■ **Instructions to follow**:
Locate the lines where "void" occurs and copy them as they stand.

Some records
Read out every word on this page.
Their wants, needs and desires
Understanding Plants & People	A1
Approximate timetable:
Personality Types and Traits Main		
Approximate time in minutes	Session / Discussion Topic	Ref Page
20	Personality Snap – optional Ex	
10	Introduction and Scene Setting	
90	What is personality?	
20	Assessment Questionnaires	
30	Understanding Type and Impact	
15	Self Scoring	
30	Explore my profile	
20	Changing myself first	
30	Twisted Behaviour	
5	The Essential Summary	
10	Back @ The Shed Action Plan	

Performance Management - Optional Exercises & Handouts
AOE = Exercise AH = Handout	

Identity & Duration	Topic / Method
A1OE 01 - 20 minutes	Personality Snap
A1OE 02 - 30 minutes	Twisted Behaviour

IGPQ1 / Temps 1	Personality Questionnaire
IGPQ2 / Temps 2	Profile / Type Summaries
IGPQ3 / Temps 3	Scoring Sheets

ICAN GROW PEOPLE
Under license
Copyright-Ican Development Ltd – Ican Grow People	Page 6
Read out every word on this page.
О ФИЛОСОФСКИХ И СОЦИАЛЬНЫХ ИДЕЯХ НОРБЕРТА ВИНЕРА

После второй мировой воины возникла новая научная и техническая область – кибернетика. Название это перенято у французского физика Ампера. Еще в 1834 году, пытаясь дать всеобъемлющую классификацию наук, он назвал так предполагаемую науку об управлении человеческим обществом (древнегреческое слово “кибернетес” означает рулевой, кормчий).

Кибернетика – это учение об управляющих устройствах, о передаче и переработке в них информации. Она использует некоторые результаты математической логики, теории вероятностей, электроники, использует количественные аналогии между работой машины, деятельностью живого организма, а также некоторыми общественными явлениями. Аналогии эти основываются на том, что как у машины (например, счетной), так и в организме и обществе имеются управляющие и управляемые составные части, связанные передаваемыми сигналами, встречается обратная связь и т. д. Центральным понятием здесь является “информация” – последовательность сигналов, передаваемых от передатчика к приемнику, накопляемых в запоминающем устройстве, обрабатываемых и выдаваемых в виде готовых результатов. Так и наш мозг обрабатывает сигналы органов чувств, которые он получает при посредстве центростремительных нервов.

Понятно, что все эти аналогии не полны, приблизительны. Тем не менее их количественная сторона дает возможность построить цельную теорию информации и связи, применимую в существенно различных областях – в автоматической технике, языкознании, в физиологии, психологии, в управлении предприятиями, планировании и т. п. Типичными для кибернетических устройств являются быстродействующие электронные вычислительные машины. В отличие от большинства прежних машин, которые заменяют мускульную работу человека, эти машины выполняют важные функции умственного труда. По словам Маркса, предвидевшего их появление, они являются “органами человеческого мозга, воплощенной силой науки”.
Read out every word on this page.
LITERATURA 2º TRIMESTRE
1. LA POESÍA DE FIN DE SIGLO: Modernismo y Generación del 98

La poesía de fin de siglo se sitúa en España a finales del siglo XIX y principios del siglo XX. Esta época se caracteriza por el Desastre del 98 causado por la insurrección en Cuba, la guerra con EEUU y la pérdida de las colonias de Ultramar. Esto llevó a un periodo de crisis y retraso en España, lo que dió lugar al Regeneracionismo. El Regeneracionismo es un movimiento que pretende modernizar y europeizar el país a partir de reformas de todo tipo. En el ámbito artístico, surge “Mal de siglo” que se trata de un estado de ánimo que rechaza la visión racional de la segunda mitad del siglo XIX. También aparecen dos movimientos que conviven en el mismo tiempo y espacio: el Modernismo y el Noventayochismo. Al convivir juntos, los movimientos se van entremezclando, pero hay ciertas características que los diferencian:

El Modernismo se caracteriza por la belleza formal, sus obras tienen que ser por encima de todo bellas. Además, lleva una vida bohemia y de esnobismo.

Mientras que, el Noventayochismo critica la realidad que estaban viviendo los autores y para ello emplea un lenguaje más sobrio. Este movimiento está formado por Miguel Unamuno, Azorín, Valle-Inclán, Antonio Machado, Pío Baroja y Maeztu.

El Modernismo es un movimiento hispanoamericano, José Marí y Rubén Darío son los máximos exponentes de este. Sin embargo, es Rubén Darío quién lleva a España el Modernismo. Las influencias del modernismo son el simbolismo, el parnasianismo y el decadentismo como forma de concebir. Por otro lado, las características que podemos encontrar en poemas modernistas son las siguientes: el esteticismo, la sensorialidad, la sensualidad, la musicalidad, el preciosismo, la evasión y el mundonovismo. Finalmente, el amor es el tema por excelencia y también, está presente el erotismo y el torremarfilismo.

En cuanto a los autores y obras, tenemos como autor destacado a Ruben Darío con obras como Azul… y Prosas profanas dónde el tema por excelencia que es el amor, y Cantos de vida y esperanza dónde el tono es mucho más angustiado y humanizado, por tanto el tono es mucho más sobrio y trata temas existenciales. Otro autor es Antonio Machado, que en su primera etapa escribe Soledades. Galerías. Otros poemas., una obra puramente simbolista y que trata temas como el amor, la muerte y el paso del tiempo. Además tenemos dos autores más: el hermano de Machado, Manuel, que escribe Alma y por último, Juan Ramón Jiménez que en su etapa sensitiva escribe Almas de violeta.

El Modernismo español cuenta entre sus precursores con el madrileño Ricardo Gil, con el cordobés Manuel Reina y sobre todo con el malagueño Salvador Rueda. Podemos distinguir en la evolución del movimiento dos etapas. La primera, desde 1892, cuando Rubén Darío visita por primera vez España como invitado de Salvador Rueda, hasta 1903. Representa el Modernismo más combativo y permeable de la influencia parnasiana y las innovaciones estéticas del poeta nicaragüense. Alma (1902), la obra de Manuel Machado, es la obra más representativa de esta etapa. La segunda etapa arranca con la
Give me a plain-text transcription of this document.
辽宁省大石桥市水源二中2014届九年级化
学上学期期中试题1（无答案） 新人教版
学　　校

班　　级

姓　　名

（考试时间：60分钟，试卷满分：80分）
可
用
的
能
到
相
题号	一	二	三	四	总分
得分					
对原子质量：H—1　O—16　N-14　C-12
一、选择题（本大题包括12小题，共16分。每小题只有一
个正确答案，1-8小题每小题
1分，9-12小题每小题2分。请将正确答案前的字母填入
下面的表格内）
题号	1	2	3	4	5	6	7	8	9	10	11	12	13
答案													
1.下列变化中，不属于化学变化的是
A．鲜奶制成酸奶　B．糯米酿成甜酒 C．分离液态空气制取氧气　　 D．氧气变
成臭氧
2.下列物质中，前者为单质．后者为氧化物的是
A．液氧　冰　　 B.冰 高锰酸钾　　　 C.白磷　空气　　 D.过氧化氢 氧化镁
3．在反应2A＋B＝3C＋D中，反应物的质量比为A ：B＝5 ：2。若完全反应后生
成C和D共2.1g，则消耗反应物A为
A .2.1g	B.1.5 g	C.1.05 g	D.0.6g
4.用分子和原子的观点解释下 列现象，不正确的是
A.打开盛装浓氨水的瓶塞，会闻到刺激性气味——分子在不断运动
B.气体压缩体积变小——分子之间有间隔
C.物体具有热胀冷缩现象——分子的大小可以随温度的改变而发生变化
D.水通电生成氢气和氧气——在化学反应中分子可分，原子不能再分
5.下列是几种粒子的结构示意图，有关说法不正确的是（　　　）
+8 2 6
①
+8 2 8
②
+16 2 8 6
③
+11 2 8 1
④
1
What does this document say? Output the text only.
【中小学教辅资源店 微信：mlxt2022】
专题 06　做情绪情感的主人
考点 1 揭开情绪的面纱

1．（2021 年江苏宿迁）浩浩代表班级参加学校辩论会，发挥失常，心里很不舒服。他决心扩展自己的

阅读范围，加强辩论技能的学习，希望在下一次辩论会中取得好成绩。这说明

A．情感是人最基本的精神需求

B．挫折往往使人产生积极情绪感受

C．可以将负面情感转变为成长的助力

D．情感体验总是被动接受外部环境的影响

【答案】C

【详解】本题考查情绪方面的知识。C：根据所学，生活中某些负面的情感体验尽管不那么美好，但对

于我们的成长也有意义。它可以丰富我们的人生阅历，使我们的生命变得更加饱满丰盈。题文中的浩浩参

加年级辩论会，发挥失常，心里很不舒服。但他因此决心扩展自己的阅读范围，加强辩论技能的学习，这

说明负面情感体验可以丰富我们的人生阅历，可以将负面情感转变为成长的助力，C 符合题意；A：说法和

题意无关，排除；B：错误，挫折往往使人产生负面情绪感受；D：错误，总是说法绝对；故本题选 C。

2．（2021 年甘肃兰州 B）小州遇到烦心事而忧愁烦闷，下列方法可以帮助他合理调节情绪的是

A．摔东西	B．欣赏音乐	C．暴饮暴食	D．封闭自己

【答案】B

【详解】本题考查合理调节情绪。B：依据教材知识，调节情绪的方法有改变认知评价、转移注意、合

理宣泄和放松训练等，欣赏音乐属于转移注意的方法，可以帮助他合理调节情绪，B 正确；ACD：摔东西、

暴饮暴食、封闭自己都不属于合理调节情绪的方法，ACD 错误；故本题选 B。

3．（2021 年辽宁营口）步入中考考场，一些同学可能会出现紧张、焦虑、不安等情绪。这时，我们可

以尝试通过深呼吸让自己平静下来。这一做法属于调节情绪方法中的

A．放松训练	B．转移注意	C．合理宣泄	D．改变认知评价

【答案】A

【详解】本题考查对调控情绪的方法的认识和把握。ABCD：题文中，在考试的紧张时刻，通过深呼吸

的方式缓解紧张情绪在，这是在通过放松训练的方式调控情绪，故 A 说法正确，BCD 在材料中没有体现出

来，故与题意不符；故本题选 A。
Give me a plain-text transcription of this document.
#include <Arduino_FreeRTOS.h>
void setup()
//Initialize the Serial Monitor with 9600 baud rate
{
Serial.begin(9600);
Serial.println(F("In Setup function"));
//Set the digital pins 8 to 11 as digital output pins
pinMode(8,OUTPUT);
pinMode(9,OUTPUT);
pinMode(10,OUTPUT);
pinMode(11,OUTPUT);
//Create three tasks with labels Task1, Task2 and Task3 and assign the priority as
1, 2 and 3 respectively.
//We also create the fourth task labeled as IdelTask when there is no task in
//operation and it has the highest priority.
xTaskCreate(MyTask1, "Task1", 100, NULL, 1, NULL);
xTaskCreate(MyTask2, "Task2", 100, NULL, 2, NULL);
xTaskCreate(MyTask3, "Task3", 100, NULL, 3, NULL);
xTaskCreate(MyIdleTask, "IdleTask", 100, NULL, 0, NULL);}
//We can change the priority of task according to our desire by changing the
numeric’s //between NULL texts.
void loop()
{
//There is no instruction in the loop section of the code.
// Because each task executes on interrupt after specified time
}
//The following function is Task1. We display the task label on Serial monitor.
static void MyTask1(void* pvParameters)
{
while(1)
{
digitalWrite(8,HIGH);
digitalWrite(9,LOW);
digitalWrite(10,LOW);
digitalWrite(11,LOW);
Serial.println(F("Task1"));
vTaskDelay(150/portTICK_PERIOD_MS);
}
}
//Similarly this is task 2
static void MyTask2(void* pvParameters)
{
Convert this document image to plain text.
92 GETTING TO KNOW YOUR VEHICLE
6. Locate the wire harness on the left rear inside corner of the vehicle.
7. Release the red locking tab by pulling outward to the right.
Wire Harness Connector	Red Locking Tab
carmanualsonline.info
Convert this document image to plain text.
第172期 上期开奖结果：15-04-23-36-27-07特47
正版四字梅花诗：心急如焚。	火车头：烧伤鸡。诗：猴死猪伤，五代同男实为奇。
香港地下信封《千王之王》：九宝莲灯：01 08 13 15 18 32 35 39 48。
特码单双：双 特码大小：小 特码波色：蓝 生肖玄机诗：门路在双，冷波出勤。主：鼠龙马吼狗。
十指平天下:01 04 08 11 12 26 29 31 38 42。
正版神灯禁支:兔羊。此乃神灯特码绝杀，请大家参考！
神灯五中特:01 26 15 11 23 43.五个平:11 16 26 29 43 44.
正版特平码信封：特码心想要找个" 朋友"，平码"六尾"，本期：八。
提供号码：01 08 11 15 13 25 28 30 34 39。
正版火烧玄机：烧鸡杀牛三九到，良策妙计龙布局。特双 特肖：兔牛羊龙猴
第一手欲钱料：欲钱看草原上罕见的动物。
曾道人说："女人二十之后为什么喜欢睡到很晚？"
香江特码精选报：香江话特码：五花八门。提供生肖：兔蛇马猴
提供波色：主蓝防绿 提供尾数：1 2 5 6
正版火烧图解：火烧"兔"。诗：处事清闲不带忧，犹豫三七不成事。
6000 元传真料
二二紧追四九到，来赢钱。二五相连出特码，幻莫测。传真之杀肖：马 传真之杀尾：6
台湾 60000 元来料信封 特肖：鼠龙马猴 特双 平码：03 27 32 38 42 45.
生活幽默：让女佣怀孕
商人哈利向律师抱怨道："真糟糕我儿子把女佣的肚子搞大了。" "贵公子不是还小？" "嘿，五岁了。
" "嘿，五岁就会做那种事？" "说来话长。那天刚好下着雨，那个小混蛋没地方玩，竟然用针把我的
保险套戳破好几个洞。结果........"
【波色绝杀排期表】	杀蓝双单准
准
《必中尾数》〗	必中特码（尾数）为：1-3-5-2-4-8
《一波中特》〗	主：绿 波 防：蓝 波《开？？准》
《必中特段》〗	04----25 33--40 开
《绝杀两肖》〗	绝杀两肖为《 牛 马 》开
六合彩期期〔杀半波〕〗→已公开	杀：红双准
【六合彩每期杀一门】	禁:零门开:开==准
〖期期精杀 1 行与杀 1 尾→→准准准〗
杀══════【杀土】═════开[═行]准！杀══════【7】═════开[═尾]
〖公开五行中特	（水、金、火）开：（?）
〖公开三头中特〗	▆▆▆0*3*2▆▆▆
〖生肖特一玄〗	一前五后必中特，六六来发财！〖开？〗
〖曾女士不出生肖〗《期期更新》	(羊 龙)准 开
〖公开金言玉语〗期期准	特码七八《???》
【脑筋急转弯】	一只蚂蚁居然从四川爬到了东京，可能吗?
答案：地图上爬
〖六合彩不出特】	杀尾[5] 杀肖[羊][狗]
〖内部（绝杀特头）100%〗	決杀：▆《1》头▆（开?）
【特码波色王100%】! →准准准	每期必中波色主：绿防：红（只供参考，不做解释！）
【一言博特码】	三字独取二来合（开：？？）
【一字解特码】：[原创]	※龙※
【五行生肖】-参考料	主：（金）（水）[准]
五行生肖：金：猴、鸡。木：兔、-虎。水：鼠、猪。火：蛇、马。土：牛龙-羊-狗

■ **Solution for this exercise**:
void setup()
void loop()
static void MyTask1(void* pvParameters)
static void MyTask2(void* pvParameters)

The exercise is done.